*DATASET RECORDS*.
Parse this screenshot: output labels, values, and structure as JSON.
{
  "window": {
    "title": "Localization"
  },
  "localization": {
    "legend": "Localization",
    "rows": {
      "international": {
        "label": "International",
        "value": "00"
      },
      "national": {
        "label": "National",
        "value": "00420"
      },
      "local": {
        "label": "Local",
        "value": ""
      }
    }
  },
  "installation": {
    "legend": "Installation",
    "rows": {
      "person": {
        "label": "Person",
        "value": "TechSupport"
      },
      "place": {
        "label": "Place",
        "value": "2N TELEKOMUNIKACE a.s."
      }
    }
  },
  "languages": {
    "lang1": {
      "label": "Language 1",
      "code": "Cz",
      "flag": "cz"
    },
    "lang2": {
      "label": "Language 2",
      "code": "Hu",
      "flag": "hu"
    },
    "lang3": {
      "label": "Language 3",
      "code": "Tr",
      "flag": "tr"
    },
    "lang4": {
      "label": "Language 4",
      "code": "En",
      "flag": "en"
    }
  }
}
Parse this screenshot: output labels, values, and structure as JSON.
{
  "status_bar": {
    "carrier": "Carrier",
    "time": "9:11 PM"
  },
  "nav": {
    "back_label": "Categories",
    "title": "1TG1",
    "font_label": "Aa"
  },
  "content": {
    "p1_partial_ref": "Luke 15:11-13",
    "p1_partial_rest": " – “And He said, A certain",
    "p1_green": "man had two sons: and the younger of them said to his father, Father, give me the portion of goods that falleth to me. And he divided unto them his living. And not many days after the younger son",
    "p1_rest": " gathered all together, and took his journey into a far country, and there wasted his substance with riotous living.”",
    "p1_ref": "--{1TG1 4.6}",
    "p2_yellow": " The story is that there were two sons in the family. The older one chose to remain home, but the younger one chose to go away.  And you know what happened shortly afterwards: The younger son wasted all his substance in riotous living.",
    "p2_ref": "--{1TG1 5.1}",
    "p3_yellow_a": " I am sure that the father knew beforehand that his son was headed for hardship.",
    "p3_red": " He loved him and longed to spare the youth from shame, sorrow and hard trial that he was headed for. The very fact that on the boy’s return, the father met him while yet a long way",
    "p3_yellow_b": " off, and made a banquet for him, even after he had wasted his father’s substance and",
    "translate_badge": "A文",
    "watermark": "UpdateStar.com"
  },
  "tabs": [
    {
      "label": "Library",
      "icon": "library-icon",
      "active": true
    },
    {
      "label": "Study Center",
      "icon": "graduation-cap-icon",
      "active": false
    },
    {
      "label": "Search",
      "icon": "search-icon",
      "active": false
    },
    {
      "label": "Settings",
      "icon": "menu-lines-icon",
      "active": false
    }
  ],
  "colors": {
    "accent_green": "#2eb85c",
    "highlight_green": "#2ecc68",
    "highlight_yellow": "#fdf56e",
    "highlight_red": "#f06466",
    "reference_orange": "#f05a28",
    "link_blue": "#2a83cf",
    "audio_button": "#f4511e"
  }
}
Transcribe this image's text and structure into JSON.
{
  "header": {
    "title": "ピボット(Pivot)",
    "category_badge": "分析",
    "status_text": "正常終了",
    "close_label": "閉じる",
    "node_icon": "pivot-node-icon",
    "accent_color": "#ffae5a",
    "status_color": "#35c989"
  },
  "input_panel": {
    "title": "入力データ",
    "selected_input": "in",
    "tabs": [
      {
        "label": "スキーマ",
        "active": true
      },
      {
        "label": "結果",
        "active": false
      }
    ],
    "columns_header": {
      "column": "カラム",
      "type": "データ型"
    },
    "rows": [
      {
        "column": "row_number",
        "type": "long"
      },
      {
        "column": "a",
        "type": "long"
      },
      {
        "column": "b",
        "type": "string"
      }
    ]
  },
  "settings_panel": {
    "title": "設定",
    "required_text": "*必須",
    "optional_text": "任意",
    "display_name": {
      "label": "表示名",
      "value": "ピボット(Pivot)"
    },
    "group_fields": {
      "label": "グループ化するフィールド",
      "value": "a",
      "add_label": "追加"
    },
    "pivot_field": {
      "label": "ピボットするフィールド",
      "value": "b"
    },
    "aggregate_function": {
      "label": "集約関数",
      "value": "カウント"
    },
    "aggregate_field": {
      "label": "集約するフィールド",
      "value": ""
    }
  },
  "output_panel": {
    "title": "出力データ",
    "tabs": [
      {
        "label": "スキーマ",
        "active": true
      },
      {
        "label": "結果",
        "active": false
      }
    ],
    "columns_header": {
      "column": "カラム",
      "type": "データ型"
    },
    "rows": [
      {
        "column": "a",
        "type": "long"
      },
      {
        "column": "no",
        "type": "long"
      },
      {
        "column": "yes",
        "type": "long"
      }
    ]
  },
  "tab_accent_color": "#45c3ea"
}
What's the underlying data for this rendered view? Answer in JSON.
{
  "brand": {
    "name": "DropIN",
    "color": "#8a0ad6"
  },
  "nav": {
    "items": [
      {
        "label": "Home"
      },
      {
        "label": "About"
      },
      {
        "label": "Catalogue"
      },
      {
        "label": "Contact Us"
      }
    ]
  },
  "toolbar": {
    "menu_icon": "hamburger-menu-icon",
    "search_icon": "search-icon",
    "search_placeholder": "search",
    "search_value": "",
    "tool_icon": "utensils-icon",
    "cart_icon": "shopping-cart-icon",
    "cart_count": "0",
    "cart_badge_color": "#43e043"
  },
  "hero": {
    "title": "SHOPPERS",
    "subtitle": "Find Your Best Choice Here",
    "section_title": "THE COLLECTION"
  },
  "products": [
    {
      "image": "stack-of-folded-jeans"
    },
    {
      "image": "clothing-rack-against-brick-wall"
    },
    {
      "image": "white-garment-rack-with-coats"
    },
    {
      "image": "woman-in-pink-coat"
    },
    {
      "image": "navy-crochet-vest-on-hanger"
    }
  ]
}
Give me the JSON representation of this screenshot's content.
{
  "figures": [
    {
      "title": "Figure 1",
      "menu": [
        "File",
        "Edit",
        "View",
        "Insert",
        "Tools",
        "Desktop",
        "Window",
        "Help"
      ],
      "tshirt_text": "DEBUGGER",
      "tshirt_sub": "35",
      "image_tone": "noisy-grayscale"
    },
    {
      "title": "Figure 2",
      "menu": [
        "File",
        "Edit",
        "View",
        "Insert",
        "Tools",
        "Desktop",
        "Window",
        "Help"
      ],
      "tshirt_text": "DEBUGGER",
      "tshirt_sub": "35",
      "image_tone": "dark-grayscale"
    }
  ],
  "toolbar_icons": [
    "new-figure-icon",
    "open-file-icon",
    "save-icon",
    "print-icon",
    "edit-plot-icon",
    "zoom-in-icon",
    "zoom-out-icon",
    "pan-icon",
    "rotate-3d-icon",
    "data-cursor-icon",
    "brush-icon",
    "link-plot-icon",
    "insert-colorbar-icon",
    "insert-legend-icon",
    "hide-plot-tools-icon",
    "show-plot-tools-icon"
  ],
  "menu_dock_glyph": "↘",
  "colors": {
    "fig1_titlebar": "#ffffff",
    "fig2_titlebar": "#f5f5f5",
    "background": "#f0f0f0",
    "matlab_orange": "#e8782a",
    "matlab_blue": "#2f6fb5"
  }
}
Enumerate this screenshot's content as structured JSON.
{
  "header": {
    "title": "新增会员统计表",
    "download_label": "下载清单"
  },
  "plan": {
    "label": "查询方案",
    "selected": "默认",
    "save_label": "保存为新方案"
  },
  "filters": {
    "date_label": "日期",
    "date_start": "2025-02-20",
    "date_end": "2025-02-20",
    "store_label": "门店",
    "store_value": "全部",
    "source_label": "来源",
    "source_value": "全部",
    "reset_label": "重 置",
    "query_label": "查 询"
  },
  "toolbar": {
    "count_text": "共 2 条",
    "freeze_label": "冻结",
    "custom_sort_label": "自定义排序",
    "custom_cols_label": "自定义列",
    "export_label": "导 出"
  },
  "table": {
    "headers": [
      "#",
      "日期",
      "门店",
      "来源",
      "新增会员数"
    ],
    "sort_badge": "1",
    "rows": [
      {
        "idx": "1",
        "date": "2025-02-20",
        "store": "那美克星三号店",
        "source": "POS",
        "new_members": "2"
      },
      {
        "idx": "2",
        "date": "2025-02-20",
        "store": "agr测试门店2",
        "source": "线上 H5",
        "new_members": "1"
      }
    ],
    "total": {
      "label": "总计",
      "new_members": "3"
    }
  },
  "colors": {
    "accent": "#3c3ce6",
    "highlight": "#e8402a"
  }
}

*WRITTEN TASK*.
Copy out each line of the entries that holds "screenshot".

*RESULT OF THIS TASK*.
Parse this screenshot: output labels, values, and structure as JSON.
Parse this screenshot: output labels, values, and structure as JSON.
Give me the JSON representation of this screenshot's content.
Enumerate this screenshot's content as structured JSON.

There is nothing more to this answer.